(OBJECTIVE):
Could you copy every line from the material below in which "content" appears?

(Dataset items)

****************

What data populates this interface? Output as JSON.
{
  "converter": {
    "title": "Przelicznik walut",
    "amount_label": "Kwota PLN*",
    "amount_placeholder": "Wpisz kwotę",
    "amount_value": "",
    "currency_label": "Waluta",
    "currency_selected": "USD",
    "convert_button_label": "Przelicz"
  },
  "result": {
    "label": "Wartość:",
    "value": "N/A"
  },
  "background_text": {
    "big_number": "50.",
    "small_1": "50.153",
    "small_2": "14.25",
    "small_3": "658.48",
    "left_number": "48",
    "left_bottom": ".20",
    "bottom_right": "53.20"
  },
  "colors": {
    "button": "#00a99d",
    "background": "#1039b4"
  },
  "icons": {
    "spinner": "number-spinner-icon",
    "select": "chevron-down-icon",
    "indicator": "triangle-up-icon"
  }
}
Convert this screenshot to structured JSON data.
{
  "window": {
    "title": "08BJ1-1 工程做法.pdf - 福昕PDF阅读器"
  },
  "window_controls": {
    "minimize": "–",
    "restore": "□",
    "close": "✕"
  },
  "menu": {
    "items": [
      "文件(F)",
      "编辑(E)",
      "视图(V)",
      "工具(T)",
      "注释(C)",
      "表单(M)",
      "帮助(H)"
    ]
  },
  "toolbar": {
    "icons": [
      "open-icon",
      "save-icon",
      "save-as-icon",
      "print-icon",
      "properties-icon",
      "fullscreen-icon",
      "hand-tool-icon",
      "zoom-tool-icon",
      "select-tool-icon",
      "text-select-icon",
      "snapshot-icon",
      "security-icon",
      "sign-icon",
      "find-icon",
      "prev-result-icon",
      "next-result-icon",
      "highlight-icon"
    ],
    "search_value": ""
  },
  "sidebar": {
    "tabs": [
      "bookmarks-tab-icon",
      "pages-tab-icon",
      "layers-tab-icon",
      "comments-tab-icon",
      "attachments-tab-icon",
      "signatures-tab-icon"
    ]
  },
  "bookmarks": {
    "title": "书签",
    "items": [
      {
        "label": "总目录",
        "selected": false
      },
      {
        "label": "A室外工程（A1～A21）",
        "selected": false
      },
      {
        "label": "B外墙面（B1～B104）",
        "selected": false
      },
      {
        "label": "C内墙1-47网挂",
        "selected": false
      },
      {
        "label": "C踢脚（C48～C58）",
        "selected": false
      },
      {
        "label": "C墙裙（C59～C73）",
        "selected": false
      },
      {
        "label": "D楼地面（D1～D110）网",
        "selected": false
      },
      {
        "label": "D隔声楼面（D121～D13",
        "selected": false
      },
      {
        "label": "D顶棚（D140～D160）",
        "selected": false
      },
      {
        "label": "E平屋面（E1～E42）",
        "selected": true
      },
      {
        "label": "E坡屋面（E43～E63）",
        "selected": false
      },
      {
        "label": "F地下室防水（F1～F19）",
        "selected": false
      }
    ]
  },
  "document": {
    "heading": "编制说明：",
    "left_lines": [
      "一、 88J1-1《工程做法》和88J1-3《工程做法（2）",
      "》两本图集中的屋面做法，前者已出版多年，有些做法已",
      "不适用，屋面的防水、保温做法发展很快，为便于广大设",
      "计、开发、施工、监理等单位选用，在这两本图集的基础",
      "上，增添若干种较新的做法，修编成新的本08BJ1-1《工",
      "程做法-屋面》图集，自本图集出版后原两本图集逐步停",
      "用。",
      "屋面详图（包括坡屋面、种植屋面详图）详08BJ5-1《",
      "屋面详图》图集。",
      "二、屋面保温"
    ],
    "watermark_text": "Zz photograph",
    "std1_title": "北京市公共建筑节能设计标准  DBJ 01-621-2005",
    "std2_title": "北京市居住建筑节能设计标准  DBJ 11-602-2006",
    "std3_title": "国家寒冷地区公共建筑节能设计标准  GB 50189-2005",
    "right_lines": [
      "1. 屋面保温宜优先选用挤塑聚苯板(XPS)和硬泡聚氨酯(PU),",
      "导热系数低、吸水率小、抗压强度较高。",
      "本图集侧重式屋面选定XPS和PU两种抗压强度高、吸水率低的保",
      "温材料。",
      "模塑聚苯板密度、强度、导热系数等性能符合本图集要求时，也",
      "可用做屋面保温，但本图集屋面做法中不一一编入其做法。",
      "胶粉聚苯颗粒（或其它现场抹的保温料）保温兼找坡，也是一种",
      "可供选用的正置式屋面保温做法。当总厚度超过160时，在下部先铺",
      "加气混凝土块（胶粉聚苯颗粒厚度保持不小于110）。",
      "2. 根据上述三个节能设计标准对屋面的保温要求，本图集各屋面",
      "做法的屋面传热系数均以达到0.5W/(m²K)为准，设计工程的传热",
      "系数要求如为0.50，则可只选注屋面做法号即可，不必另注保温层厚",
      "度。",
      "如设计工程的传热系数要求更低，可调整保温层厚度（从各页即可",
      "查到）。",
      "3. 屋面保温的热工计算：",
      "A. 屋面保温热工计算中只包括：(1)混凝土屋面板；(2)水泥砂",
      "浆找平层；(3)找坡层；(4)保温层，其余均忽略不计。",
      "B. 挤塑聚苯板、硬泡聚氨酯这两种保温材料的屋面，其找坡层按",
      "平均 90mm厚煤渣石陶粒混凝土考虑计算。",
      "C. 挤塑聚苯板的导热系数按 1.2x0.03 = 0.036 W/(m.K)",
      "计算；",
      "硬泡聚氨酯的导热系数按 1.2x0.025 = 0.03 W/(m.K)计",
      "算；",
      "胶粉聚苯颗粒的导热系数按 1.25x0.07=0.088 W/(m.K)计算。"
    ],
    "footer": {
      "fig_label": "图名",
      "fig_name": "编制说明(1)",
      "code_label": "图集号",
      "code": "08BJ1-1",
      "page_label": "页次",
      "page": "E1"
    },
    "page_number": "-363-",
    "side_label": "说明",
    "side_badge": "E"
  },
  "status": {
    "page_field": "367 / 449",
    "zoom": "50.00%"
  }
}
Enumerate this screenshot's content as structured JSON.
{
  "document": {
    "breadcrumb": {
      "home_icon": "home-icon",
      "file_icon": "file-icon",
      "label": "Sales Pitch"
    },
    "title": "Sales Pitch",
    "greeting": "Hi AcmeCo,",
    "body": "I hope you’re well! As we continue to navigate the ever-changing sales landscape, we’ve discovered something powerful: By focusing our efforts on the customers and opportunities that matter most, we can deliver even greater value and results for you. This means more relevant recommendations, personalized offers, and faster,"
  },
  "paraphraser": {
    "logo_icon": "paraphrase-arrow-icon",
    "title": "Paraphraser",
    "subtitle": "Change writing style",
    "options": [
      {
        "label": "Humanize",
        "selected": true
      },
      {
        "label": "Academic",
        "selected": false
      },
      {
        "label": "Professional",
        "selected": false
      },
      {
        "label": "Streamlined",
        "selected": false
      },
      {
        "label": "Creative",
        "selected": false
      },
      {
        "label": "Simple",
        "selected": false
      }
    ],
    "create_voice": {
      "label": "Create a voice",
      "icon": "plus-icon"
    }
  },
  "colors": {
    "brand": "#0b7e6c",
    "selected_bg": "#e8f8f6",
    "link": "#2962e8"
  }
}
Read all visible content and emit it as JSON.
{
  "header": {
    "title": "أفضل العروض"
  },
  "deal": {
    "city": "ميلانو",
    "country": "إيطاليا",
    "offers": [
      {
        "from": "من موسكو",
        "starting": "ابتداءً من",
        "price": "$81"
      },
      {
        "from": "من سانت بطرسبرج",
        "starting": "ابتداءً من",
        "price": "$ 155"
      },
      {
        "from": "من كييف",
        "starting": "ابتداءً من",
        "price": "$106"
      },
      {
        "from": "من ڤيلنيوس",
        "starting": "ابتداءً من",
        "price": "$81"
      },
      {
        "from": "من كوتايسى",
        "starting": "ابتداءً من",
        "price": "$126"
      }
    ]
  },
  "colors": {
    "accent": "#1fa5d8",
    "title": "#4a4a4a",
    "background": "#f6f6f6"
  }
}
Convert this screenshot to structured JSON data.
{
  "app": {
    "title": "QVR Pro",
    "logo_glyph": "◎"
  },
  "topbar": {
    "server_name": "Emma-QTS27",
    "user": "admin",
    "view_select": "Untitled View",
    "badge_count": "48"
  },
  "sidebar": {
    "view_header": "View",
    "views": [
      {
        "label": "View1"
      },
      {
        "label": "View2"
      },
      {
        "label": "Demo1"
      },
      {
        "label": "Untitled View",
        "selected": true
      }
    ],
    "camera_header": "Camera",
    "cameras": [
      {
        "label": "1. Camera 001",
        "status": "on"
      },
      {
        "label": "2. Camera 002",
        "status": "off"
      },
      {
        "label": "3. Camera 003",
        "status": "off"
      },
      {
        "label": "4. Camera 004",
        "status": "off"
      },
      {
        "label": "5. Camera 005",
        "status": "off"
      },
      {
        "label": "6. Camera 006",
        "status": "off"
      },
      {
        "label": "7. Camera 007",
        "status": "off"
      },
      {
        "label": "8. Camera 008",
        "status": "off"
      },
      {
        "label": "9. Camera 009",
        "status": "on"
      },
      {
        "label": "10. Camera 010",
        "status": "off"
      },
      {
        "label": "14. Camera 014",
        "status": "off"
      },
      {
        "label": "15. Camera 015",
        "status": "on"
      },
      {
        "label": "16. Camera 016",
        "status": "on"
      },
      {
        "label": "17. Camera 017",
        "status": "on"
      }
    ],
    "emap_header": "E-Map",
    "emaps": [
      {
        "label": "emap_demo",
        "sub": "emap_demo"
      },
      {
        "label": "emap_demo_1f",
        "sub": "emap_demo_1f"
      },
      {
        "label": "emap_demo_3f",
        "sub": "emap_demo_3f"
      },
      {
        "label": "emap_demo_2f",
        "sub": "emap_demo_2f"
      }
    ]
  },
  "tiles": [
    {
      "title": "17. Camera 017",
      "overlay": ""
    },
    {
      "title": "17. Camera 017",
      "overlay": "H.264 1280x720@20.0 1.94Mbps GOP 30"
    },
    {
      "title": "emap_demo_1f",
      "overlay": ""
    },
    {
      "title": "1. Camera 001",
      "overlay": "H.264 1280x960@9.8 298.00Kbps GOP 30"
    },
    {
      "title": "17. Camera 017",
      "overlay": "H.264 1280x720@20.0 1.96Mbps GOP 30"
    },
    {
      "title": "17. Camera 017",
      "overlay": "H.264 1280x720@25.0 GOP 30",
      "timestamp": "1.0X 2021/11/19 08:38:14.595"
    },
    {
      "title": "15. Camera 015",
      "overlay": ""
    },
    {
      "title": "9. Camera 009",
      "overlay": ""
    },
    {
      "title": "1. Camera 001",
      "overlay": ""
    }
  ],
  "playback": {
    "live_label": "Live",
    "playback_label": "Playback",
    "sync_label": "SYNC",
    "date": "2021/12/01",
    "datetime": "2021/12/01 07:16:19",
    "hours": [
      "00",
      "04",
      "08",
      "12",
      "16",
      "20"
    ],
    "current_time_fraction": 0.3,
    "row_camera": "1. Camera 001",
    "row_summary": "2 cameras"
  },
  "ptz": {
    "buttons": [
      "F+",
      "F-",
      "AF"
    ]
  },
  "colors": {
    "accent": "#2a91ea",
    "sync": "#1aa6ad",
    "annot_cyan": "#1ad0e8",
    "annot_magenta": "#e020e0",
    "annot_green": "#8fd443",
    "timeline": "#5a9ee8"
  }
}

****************

(EXERCISE RESULT):
Enumerate this screenshot's content as structured JSON.
Read all visible content and emit it as JSON.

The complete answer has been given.